→ PROMPT
Filter the data for lines with the word "Skin", then copy every line so identified.

Dataset entries on figures:
◇ ◇ ◇ ◇ ◇ ◇ ◇
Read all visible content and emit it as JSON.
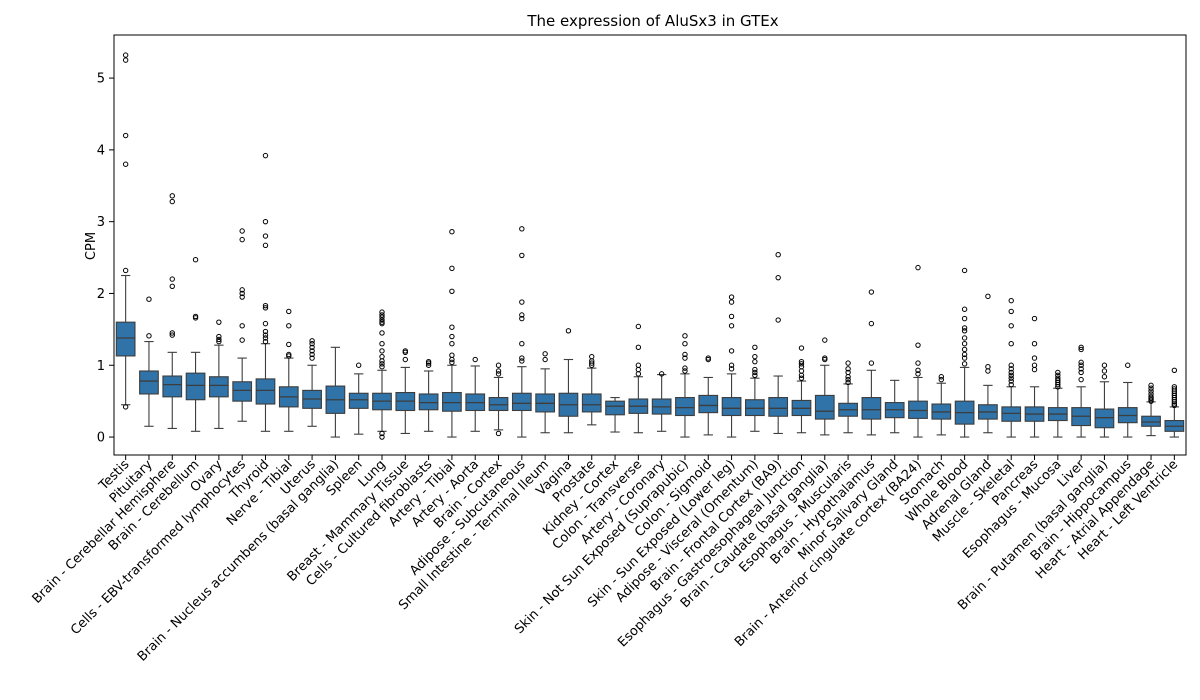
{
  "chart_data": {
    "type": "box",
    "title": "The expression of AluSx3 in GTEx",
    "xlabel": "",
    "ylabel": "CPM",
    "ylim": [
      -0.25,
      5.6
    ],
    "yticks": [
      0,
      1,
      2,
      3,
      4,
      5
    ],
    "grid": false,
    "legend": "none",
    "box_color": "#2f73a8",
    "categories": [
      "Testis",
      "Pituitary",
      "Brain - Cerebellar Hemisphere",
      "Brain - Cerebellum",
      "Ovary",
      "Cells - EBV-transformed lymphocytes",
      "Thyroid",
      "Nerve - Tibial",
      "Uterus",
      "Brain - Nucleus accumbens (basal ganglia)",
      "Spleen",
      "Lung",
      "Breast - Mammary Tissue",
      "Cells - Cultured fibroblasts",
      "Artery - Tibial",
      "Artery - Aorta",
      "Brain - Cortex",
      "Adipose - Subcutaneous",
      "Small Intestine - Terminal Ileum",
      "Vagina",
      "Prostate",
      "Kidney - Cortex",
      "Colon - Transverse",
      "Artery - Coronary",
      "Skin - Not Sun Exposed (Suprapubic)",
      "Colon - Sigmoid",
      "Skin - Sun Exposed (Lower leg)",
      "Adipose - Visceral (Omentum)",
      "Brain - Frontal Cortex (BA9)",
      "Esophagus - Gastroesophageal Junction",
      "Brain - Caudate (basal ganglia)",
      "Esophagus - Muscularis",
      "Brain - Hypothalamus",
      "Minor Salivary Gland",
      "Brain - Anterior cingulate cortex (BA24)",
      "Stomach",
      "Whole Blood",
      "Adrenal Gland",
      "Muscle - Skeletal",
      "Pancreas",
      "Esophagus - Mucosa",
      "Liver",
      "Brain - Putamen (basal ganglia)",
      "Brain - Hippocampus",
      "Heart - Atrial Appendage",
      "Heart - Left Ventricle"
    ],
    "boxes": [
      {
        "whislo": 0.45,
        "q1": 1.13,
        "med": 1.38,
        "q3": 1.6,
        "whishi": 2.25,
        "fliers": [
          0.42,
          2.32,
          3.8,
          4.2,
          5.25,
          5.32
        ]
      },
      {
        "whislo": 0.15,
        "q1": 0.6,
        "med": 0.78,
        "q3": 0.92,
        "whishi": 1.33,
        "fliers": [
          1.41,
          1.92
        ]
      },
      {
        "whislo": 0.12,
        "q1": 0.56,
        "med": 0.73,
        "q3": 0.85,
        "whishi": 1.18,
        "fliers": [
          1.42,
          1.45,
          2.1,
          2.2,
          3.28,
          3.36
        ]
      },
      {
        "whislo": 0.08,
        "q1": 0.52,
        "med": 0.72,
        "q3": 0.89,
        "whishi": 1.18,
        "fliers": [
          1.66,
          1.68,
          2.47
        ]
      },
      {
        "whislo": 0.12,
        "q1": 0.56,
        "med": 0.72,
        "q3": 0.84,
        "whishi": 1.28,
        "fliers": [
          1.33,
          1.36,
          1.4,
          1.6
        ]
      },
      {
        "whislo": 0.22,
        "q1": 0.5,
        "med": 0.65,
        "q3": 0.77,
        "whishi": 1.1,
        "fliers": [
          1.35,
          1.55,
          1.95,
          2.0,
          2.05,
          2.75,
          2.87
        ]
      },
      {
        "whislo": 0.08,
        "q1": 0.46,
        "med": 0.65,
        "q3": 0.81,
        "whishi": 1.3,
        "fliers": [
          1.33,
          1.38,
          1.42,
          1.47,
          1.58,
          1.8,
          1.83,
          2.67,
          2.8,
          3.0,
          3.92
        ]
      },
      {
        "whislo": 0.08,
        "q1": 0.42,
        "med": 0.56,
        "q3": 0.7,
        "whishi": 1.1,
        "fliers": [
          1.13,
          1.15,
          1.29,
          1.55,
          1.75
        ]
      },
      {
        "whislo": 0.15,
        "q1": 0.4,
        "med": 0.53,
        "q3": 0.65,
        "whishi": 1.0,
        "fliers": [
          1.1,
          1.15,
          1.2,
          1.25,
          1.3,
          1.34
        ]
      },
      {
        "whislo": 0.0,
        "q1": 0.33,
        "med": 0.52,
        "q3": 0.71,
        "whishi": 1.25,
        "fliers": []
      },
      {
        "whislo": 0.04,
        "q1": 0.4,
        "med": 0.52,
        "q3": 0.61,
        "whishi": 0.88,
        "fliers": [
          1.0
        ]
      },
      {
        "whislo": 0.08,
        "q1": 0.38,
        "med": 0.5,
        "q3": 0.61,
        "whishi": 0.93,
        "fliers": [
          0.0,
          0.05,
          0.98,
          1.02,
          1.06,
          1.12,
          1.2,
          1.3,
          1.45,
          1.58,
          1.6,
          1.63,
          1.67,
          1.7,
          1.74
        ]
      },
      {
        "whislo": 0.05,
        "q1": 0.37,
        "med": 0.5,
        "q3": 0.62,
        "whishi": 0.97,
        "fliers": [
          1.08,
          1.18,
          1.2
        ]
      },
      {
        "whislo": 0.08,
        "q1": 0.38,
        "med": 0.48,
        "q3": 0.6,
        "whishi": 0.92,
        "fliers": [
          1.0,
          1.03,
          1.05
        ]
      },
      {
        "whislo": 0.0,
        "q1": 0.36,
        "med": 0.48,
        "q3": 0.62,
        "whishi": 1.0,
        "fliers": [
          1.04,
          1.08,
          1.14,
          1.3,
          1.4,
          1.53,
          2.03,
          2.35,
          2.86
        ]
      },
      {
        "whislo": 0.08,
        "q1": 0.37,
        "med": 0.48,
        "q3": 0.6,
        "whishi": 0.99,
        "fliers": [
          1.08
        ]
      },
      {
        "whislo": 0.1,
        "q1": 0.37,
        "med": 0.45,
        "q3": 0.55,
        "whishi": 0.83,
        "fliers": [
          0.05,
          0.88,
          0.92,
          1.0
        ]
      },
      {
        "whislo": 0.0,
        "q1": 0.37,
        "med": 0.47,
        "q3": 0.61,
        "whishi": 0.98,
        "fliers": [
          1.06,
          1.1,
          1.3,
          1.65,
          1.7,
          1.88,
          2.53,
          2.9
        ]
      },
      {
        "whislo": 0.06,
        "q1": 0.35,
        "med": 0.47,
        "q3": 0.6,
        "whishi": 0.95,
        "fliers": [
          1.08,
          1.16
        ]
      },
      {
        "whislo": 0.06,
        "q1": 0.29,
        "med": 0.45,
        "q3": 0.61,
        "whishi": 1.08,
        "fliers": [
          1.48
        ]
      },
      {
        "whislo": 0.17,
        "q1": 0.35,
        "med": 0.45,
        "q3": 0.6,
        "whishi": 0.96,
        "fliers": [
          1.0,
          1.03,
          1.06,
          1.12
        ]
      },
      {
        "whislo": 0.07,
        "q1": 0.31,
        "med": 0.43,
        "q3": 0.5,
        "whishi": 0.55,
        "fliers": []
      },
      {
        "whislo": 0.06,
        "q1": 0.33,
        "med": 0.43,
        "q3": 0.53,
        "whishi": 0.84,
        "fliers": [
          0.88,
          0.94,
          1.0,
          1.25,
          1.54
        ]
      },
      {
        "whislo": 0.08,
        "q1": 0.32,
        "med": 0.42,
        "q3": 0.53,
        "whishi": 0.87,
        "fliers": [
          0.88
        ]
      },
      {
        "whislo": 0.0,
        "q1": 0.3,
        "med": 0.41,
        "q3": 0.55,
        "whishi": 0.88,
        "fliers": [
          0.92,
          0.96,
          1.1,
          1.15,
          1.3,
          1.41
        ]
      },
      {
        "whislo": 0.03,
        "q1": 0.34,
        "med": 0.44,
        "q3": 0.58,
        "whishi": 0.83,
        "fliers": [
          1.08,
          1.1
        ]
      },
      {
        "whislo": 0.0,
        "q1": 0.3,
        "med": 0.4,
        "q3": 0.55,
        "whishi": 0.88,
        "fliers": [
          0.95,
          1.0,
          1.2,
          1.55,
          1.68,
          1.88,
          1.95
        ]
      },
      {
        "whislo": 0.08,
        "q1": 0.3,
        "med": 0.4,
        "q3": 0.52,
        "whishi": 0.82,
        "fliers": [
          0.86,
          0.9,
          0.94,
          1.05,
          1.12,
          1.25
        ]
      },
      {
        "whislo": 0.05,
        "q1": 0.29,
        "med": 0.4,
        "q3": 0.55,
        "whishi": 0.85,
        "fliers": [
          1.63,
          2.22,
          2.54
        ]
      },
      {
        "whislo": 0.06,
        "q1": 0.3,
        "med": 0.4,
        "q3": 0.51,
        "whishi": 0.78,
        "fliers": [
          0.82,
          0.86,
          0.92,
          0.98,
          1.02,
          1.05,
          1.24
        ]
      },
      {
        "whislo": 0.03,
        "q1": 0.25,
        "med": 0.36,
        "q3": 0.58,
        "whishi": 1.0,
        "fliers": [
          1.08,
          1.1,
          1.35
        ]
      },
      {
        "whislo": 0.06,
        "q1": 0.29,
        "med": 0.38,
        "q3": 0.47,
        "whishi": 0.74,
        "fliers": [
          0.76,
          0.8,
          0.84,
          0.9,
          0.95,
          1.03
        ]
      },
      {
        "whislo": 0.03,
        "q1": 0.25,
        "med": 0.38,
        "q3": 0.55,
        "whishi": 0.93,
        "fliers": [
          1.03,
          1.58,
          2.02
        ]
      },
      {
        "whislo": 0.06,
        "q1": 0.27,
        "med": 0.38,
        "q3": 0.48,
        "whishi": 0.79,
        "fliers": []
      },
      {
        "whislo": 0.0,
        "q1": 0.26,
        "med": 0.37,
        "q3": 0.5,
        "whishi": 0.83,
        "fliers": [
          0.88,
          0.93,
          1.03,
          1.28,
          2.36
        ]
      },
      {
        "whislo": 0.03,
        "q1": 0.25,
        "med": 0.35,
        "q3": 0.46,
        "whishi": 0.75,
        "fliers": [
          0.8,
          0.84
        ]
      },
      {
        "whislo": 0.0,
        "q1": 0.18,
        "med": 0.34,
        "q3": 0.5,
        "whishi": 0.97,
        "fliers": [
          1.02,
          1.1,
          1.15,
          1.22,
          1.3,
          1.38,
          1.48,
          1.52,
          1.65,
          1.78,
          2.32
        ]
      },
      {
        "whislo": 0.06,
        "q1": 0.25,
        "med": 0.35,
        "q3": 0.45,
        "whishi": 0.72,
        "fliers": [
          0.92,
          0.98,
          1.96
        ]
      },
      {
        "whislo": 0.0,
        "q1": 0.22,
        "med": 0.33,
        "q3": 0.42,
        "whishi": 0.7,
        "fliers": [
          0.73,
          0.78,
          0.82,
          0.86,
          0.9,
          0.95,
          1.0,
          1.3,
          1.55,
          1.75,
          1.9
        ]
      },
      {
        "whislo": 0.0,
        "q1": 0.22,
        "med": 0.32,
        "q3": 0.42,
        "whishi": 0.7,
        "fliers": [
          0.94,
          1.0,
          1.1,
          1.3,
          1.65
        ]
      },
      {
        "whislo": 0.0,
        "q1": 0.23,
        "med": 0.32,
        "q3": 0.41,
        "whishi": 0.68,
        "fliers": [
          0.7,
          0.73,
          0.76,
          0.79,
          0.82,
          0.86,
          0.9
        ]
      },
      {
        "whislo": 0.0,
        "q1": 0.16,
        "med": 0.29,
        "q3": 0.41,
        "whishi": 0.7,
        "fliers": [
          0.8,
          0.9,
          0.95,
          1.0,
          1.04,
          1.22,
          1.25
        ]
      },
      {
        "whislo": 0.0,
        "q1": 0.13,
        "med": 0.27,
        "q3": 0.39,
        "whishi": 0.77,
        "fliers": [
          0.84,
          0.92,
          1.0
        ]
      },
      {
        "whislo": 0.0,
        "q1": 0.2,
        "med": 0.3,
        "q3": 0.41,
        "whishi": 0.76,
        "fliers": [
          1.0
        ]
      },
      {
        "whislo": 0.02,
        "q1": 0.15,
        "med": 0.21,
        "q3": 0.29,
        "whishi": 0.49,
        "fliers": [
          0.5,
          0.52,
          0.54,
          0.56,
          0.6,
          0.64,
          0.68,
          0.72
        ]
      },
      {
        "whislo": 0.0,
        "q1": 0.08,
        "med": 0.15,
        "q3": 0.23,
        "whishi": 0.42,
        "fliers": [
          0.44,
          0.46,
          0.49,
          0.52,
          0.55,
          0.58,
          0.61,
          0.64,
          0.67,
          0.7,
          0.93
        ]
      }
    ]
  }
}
◇ ◇ ◇ ◇ ◇ ◇ ◇
→ RIGHT ANSWER
      "Skin - Not Sun Exposed (Suprapubic)",
      "Skin - Sun Exposed (Lower leg)",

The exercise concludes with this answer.